• _Extract to read_:
******
ZD is a young lady who has become a celeb on the vaudeville circuit as a magician. Her tricks are stupid but her looks are dazzling. So dazzling that when she visits her Oxford-don Granpapa, all the undergraduates fall in love. But ZD, who wants to love someone, does not want to love someone who loves her. The undergrads vow to throw themselves into the Thames. Will they follow through?--you'll have to read the book to find out!

In ways the novel is more about an elitist-ly promising young Duke and his inner turmoil, turmoil caused by Zuleika's love and not-love and by being the one who inspires the undergrads to make their vow.

There are elements of caricature and farce, as well as tenderness--but the mixture doesn't quite work. It would have worked better if Beerbohm had gone more over-the-top AND tender, and had not smoothed it all with his prose. He brings in ghosts and cognizant statues and his own narrator self (dispatched from Zeus with omniscient powers), and the end, of course.... I think I'm frustrated only because the novel comes close to being a perfect read but fails. (Fails at perfection, what kind of criticism is that?)

This was Beerbohm's first novel, after making his name as a caricaturist (drawing) and funny essayist. There's actually a nice-and-simple story underneath, and for long stretches it is paced admirably; and the characters, though caricatures, are not at all thin. His novel would have been improved if he had focused more on story-telling and structure.

Be prepared for some untranslated Latin and French, some obscure English, some Oxford nuances and philia, some Ancient World allusions, an unpretty American, a bit of Edward Gorey, youth! youth! youth!, and many well-written paragraphs.
******
• _Data shown_:
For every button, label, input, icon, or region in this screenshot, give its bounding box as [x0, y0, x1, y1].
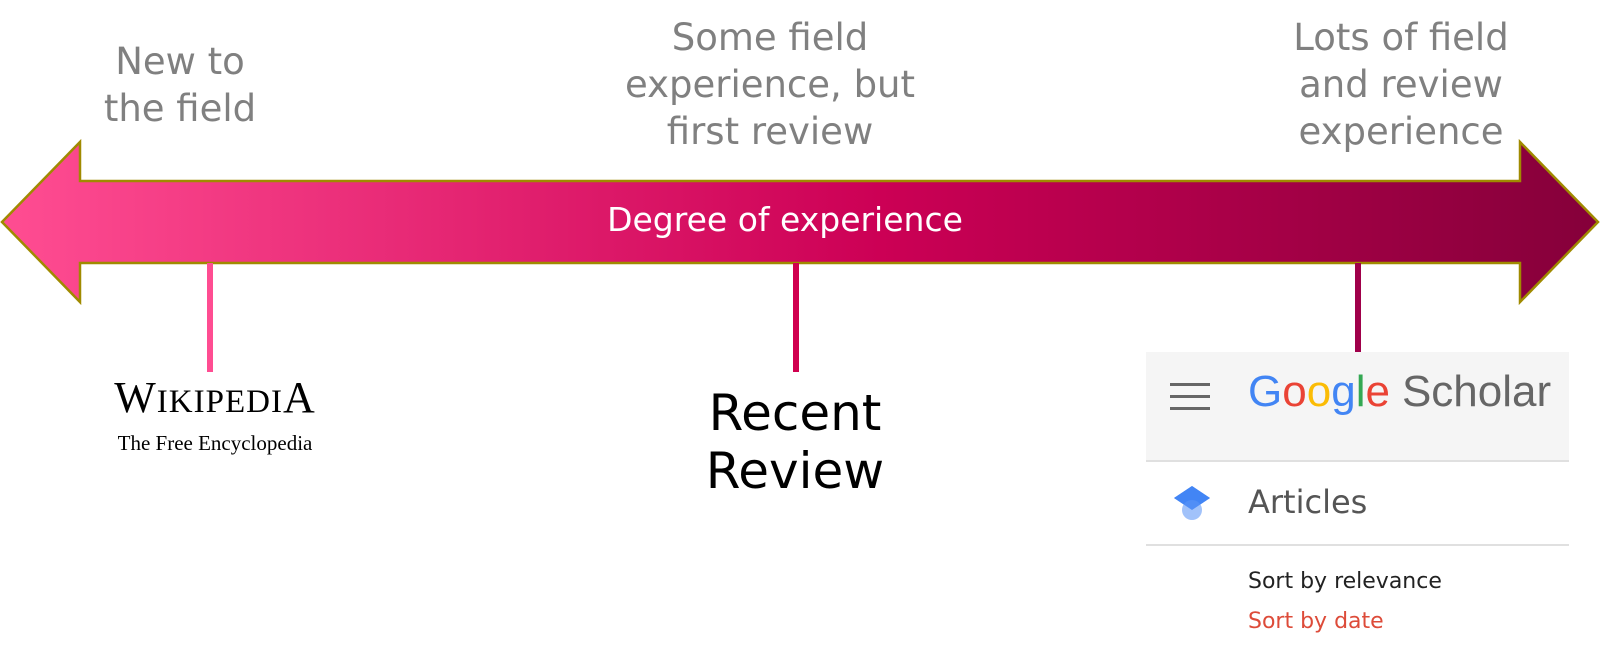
******
Can you turn the paragraph of the book review beginning "This was Beerbohm's first novel" into a short bulleted list of its main points?

• _Completed exercise_:
- Beerbohm's first novel, written after he made his name as a caricaturist and humorous essayist
- Has a simple, pleasant story underneath, often admirably paced
- Characters are caricatures but not thin
- Would have been better with more focus on storytelling and structure